:: DATA LINES ::
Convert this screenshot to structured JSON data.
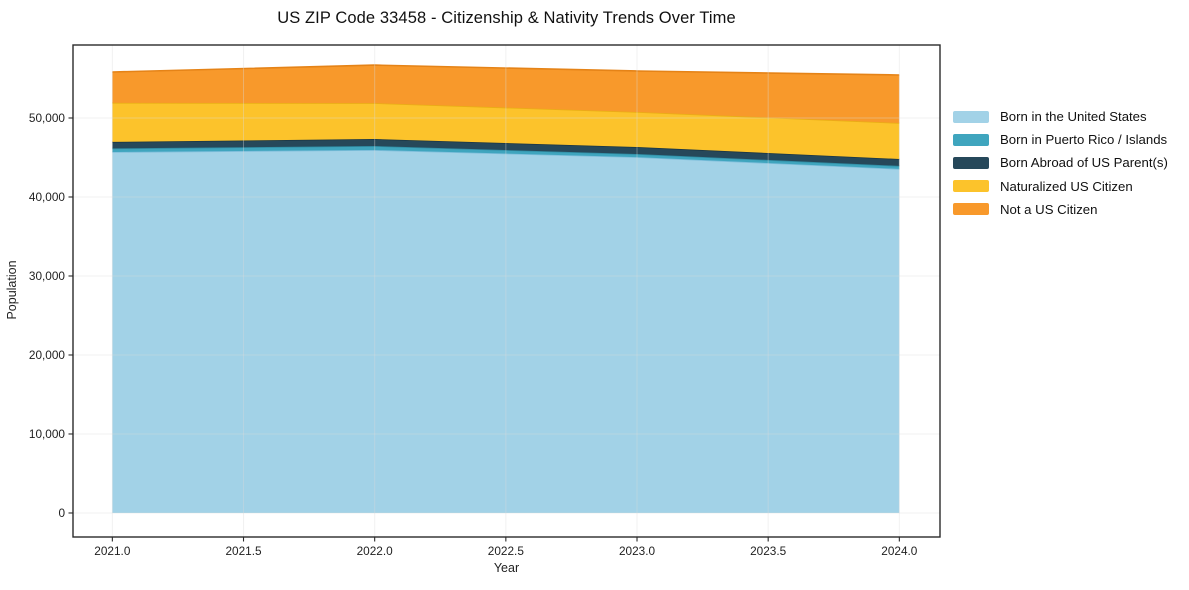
{
  "figure": {
    "background": "#ffffff"
  },
  "chart_data": {
    "type": "area",
    "stacked": true,
    "title": "US ZIP Code 33458 - Citizenship & Nativity Trends Over Time",
    "xlabel": "Year",
    "ylabel": "Population",
    "x": [
      2021,
      2022,
      2023,
      2024
    ],
    "series": [
      {
        "name": "Born in the United States",
        "color": "#A2D2E7",
        "edge": "#7EBEDB",
        "values": [
          45700,
          45950,
          45050,
          43550
        ]
      },
      {
        "name": "Born in Puerto Rico / Islands",
        "color": "#3FA5BE",
        "edge": "#2F8BA2",
        "values": [
          450,
          500,
          390,
          380
        ]
      },
      {
        "name": "Born Abroad of US Parent(s)",
        "color": "#26485A",
        "edge": "#1B3644",
        "values": [
          820,
          890,
          890,
          880
        ]
      },
      {
        "name": "Naturalized US Citizen",
        "color": "#FCC32B",
        "edge": "#E9AE14",
        "values": [
          4950,
          4550,
          4430,
          4560
        ]
      },
      {
        "name": "Not a US Citizen",
        "color": "#F8992B",
        "edge": "#E58317",
        "values": [
          3900,
          4800,
          5190,
          6070
        ]
      }
    ],
    "totals": [
      55820,
      56690,
      55950,
      55440
    ],
    "xticks": [
      2021.0,
      2021.5,
      2022.0,
      2022.5,
      2023.0,
      2023.5,
      2024.0
    ],
    "yticks": [
      0,
      10000,
      20000,
      30000,
      40000,
      50000
    ],
    "xtick_labels": [
      "2021.0",
      "2021.5",
      "2022.0",
      "2022.5",
      "2023.0",
      "2023.5",
      "2024.0"
    ],
    "ytick_labels": [
      "0",
      "10,000",
      "20,000",
      "30,000",
      "40,000",
      "50,000"
    ],
    "xlim": [
      2020.85,
      2024.155
    ],
    "ylim": [
      -3040,
      59240
    ],
    "grid": true,
    "grid_color": "#d9d9d9",
    "spine_color": "#2a2a2a",
    "legend_position": "right of plot, no frame"
  }
}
:::
EXERCISE AIM:
Write out each entry exactly as given, but skip the pictures.

FINAL ANSWER:
Convert this screenshot to structured JSON data.
{
  "figure": {
    "background": "#ffffff"
  },
  "chart_data": {
    "type": "area",
    "stacked": true,
    "title": "US ZIP Code 33458 - Citizenship & Nativity Trends Over Time",
    "xlabel": "Year",
    "ylabel": "Population",
    "x": [
      2021,
      2022,
      2023,
      2024
    ],
    "series": [
      {
        "name": "Born in the United States",
        "color": "#A2D2E7",
        "edge": "#7EBEDB",
        "values": [
          45700,
          45950,
          45050,
          43550
        ]
      },
      {
        "name": "Born in Puerto Rico / Islands",
        "color": "#3FA5BE",
        "edge": "#2F8BA2",
        "values": [
          450,
          500,
          390,
          380
        ]
      },
      {
        "name": "Born Abroad of US Parent(s)",
        "color": "#26485A",
        "edge": "#1B3644",
        "values": [
          820,
          890,
          890,
          880
        ]
      },
      {
        "name": "Naturalized US Citizen",
        "color": "#FCC32B",
        "edge": "#E9AE14",
        "values": [
          4950,
          4550,
          4430,
          4560
        ]
      },
      {
        "name": "Not a US Citizen",
        "color": "#F8992B",
        "edge": "#E58317",
        "values": [
          3900,
          4800,
          5190,
          6070
        ]
      }
    ],
    "totals": [
      55820,
      56690,
      55950,
      55440
    ],
    "xticks": [
      2021.0,
      2021.5,
      2022.0,
      2022.5,
      2023.0,
      2023.5,
      2024.0
    ],
    "yticks": [
      0,
      10000,
      20000,
      30000,
      40000,
      50000
    ],
    "xtick_labels": [
      "2021.0",
      "2021.5",
      "2022.0",
      "2022.5",
      "2023.0",
      "2023.5",
      "2024.0"
    ],
    "ytick_labels": [
      "0",
      "10,000",
      "20,000",
      "30,000",
      "40,000",
      "50,000"
    ],
    "xlim": [
      2020.85,
      2024.155
    ],
    "ylim": [
      -3040,
      59240
    ],
    "grid": true,
    "grid_color": "#d9d9d9",
    "spine_color": "#2a2a2a",
    "legend_position": "right of plot, no frame"
  }
}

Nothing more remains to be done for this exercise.